* BEGIN THE DATA *
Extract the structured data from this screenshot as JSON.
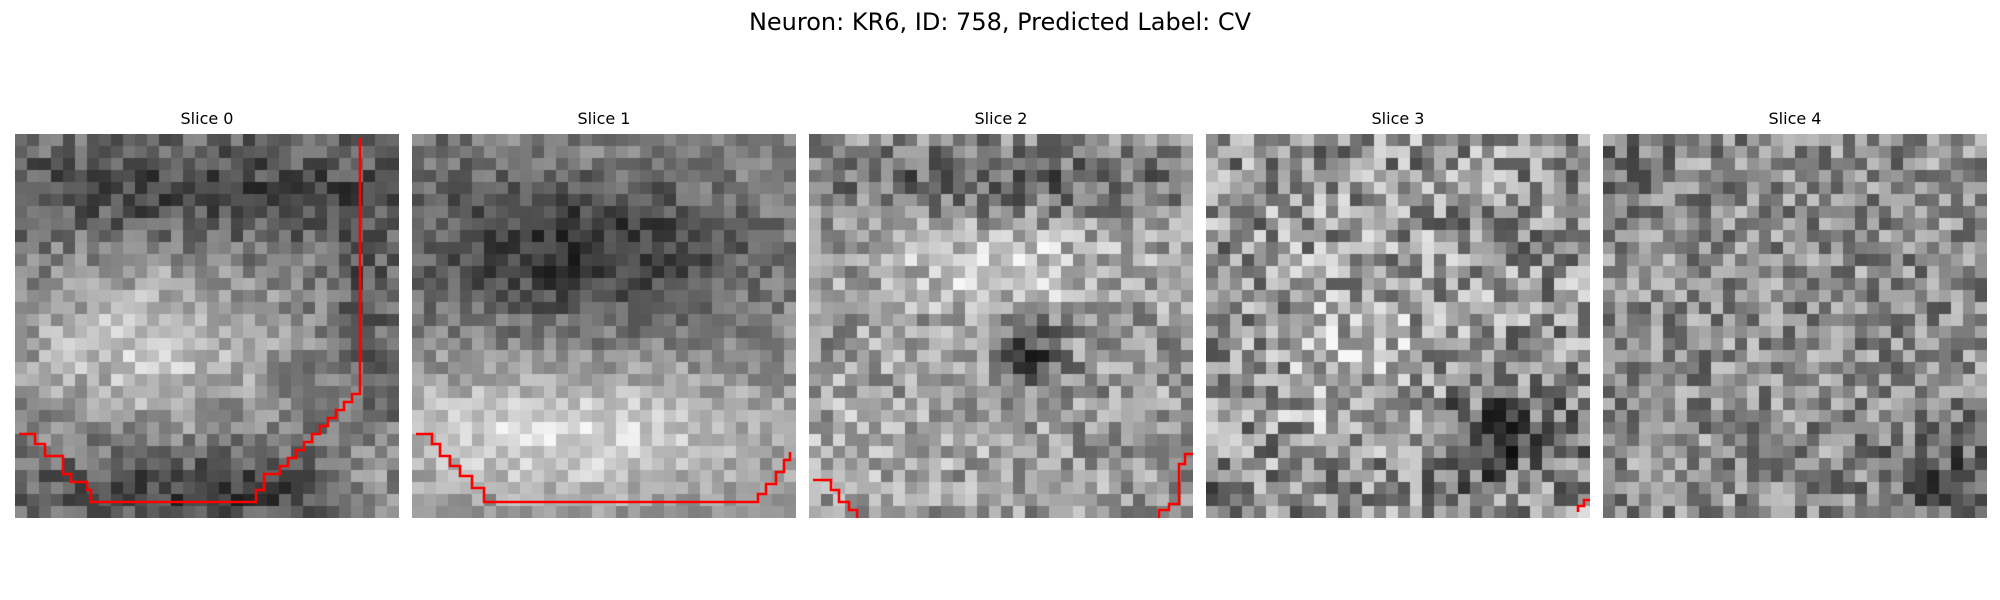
{
  "figure": {
    "suptitle": "Neuron: KR6, ID: 758, Predicted Label: CV"
  },
  "slices": [
    {
      "title": "Slice 0",
      "contour_color": "#ff0000"
    },
    {
      "title": "Slice 1",
      "contour_color": "#ff0000"
    },
    {
      "title": "Slice 2",
      "contour_color": "#ff0000"
    },
    {
      "title": "Slice 3",
      "contour_color": "#ff0000"
    },
    {
      "title": "Slice 4",
      "contour_color": "#ff0000"
    }
  ],
  "colormap": "gray"
}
* END THE DATA *
▸ **YOUR TASK**: Send back the data above word for word, with the pictures left out.

▸ **REPLY TO THE EXERCISE**:
Extract the structured data from this screenshot as JSON.
{
  "figure": {
    "suptitle": "Neuron: KR6, ID: 758, Predicted Label: CV"
  },
  "slices": [
    {
      "title": "Slice 0",
      "contour_color": "#ff0000"
    },
    {
      "title": "Slice 1",
      "contour_color": "#ff0000"
    },
    {
      "title": "Slice 2",
      "contour_color": "#ff0000"
    },
    {
      "title": "Slice 3",
      "contour_color": "#ff0000"
    },
    {
      "title": "Slice 4",
      "contour_color": "#ff0000"
    }
  ],
  "colormap": "gray"
}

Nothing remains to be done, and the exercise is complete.